** START Supplied material **
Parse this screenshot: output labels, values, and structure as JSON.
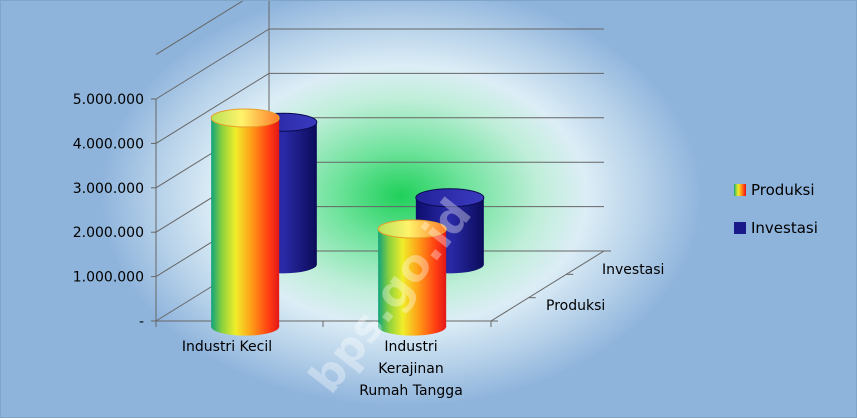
{
  "chart_data": {
    "type": "bar",
    "categories": [
      "Industri Kecil",
      "Industri Kerajinan Rumah Tangga"
    ],
    "category_lines": [
      [
        "Industri Kecil"
      ],
      [
        "Industri",
        "Kerajinan",
        "Rumah Tangga"
      ]
    ],
    "series": [
      {
        "name": "Produksi",
        "values": [
          4700000,
          2200000
        ]
      },
      {
        "name": "Investasi",
        "values": [
          3200000,
          1500000
        ]
      }
    ],
    "depth_labels": [
      "Produksi",
      "Investasi"
    ],
    "y_ticks": [
      0,
      1000000,
      2000000,
      3000000,
      4000000,
      5000000
    ],
    "y_tick_labels": [
      "-",
      "1.000.000",
      "2.000.000",
      "3.000.000",
      "4.000.000",
      "5.000.000"
    ],
    "ylim": [
      0,
      6000000
    ],
    "grid": true,
    "legend_position": "right",
    "watermark": "bps.go.id",
    "colors": {
      "Produksi": "rainbow-gradient",
      "Investasi": "#1a1a8a"
    }
  }
}
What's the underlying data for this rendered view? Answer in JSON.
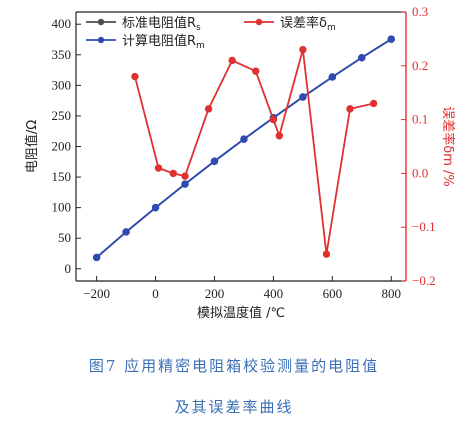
{
  "chart_data": {
    "type": "line",
    "xlabel": "模拟温度值 /℃",
    "x_ticks": [
      -200,
      0,
      200,
      400,
      600,
      800
    ],
    "xlim": [
      -270,
      850
    ],
    "left_axis": {
      "label": "电阻值/Ω",
      "ylim": [
        -20,
        420
      ],
      "ticks": [
        0,
        50,
        100,
        150,
        200,
        250,
        300,
        350,
        400
      ]
    },
    "right_axis": {
      "label": "误差率δm /%",
      "ylim": [
        -0.2,
        0.3
      ],
      "ticks": [
        -0.2,
        -0.1,
        0.0,
        0.1,
        0.2,
        0.3
      ],
      "tick_labels": [
        "-0.2",
        "-0.1",
        "0.0",
        "0.1",
        "0.2",
        "0.3"
      ]
    },
    "series": [
      {
        "name": "标准电阻值Rs",
        "axis": "left",
        "color": "#4d4d4d",
        "x": [
          -200,
          -100,
          0,
          100,
          200,
          300,
          400,
          500,
          600,
          700,
          800
        ],
        "values": [
          18.52,
          60.26,
          100.0,
          138.51,
          175.86,
          212.05,
          247.09,
          280.98,
          313.71,
          345.28,
          375.7
        ]
      },
      {
        "name": "计算电阻值Rm",
        "axis": "left",
        "color": "#2f4bb3",
        "x": [
          -200,
          -100,
          0,
          100,
          200,
          300,
          400,
          500,
          600,
          700,
          800
        ],
        "values": [
          18.52,
          60.26,
          100.0,
          138.51,
          175.86,
          212.05,
          247.09,
          280.98,
          313.71,
          345.28,
          375.7
        ]
      },
      {
        "name": "误差率δm",
        "axis": "right",
        "color": "#e03030",
        "x": [
          -70,
          10,
          60,
          100,
          180,
          260,
          340,
          400,
          420,
          500,
          580,
          660,
          740
        ],
        "values": [
          0.18,
          0.01,
          0.0,
          -0.005,
          0.12,
          0.21,
          0.19,
          0.1,
          0.07,
          0.23,
          -0.15,
          0.12,
          0.13
        ]
      }
    ],
    "legend": [
      {
        "label_main": "标准电阻值R",
        "label_sub": "s",
        "color": "#4d4d4d"
      },
      {
        "label_main": "计算电阻值R",
        "label_sub": "m",
        "color": "#2f4bb3"
      },
      {
        "label_main": "误差率δ",
        "label_sub": "m",
        "color": "#e03030"
      }
    ],
    "grid": false,
    "legend_position": "top-left"
  },
  "caption": {
    "line1": "图7  应用精密电阻箱校验测量的电阻值",
    "line2": "及其误差率曲线"
  }
}
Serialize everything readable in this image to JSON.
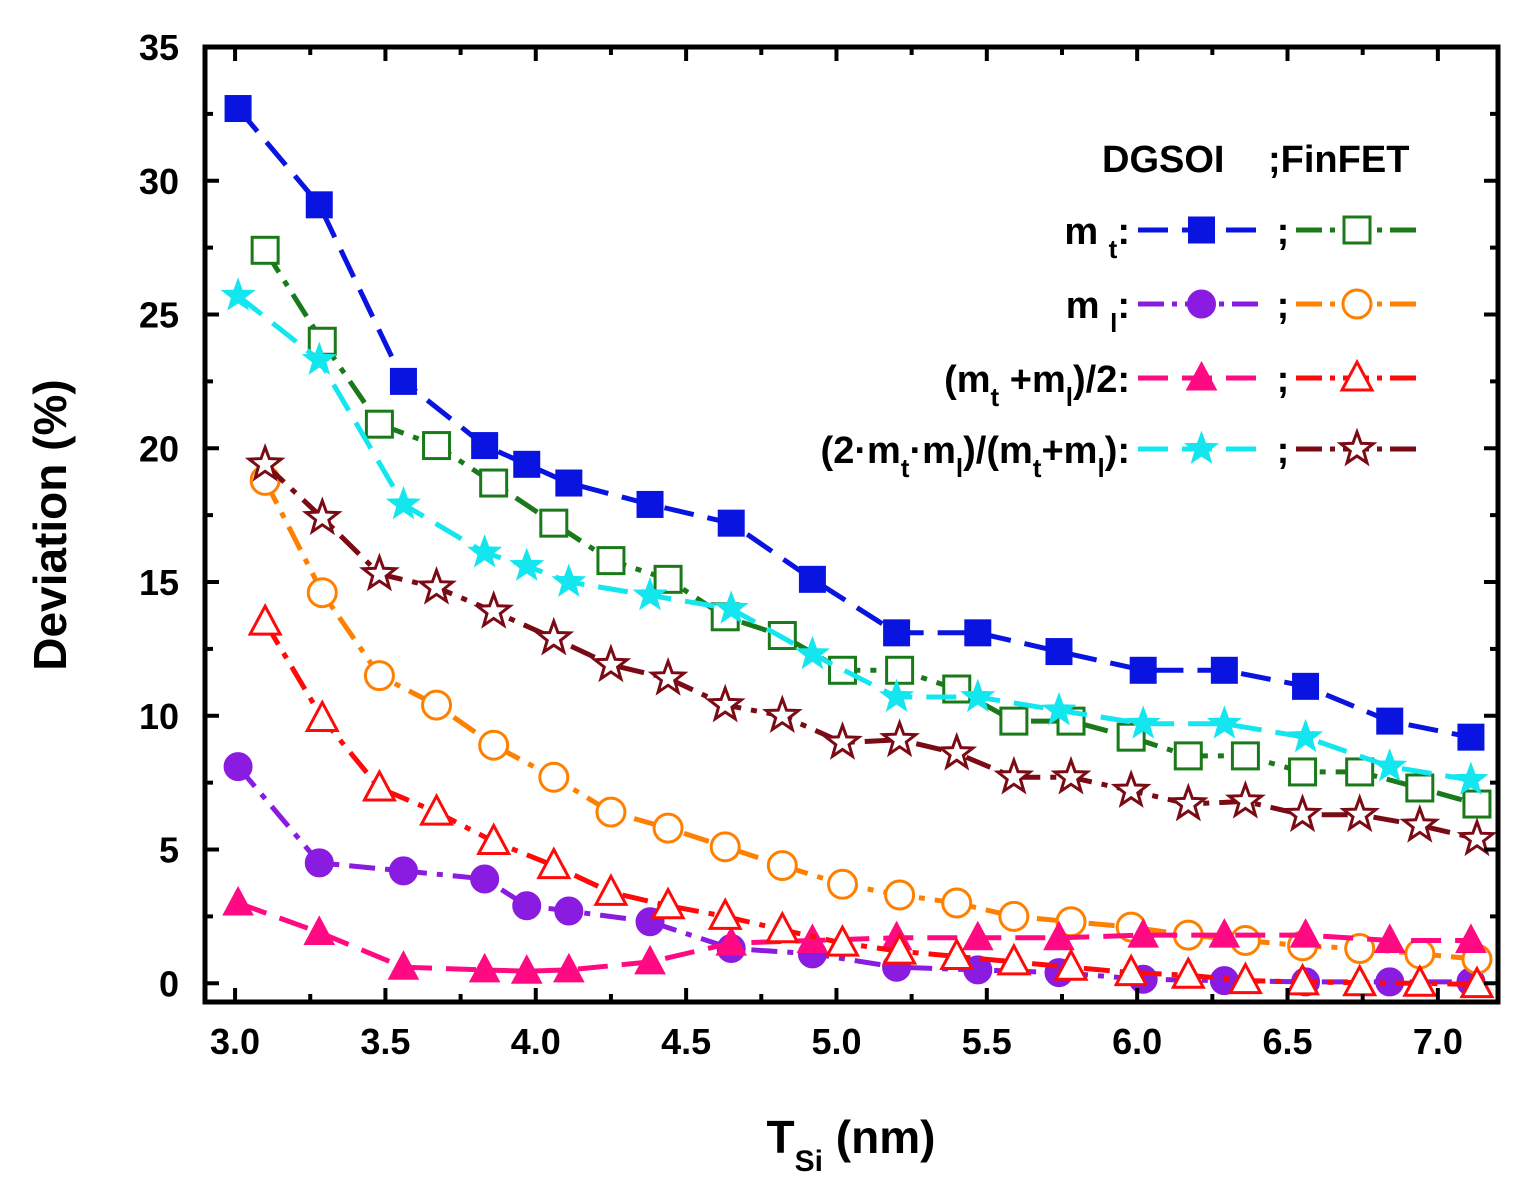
** END Supplied material **
Give back each entry exactly as it appears, with no pictures.

## Reply to the task
Parse this screenshot: output labels, values, and structure as JSON.
{
  "chart_data": {
    "type": "bar",
    "categories": [
      "Industri Kecil",
      "Industri Kerajinan Rumah Tangga"
    ],
    "category_lines": [
      [
        "Industri Kecil"
      ],
      [
        "Industri",
        "Kerajinan",
        "Rumah Tangga"
      ]
    ],
    "series": [
      {
        "name": "Produksi",
        "values": [
          4700000,
          2200000
        ]
      },
      {
        "name": "Investasi",
        "values": [
          3200000,
          1500000
        ]
      }
    ],
    "depth_labels": [
      "Produksi",
      "Investasi"
    ],
    "y_ticks": [
      0,
      1000000,
      2000000,
      3000000,
      4000000,
      5000000
    ],
    "y_tick_labels": [
      "-",
      "1.000.000",
      "2.000.000",
      "3.000.000",
      "4.000.000",
      "5.000.000"
    ],
    "ylim": [
      0,
      6000000
    ],
    "grid": true,
    "legend_position": "right",
    "watermark": "bps.go.id",
    "colors": {
      "Produksi": "rainbow-gradient",
      "Investasi": "#1a1a8a"
    }
  }
}
What's the underlying data for this rendered view? Answer in JSON.
{
  "chart_data": {
    "type": "line",
    "xlabel": "模拟温度值 /℃",
    "x_ticks": [
      -200,
      0,
      200,
      400,
      600,
      800
    ],
    "xlim": [
      -270,
      850
    ],
    "left_axis": {
      "label": "电阻值/Ω",
      "ylim": [
        -20,
        420
      ],
      "ticks": [
        0,
        50,
        100,
        150,
        200,
        250,
        300,
        350,
        400
      ]
    },
    "right_axis": {
      "label": "误差率δm /%",
      "ylim": [
        -0.2,
        0.3
      ],
      "ticks": [
        -0.2,
        -0.1,
        0.0,
        0.1,
        0.2,
        0.3
      ],
      "tick_labels": [
        "-0.2",
        "-0.1",
        "0.0",
        "0.1",
        "0.2",
        "0.3"
      ]
    },
    "series": [
      {
        "name": "标准电阻值Rs",
        "axis": "left",
        "color": "#4d4d4d",
        "x": [
          -200,
          -100,
          0,
          100,
          200,
          300,
          400,
          500,
          600,
          700,
          800
        ],
        "values": [
          18.52,
          60.26,
          100.0,
          138.51,
          175.86,
          212.05,
          247.09,
          280.98,
          313.71,
          345.28,
          375.7
        ]
      },
      {
        "name": "计算电阻值Rm",
        "axis": "left",
        "color": "#2f4bb3",
        "x": [
          -200,
          -100,
          0,
          100,
          200,
          300,
          400,
          500,
          600,
          700,
          800
        ],
        "values": [
          18.52,
          60.26,
          100.0,
          138.51,
          175.86,
          212.05,
          247.09,
          280.98,
          313.71,
          345.28,
          375.7
        ]
      },
      {
        "name": "误差率δm",
        "axis": "right",
        "color": "#e03030",
        "x": [
          -70,
          10,
          60,
          100,
          180,
          260,
          340,
          400,
          420,
          500,
          580,
          660,
          740
        ],
        "values": [
          0.18,
          0.01,
          0.0,
          -0.005,
          0.12,
          0.21,
          0.19,
          0.1,
          0.07,
          0.23,
          -0.15,
          0.12,
          0.13
        ]
      }
    ],
    "legend": [
      {
        "label_main": "标准电阻值R",
        "label_sub": "s",
        "color": "#4d4d4d"
      },
      {
        "label_main": "计算电阻值R",
        "label_sub": "m",
        "color": "#2f4bb3"
      },
      {
        "label_main": "误差率δ",
        "label_sub": "m",
        "color": "#e03030"
      }
    ],
    "grid": false,
    "legend_position": "top-left"
  },
  "caption": {
    "line1": "图7  应用精密电阻箱校验测量的电阻值",
    "line2": "及其误差率曲线"
  }
}
Serialize everything readable in this image to JSON.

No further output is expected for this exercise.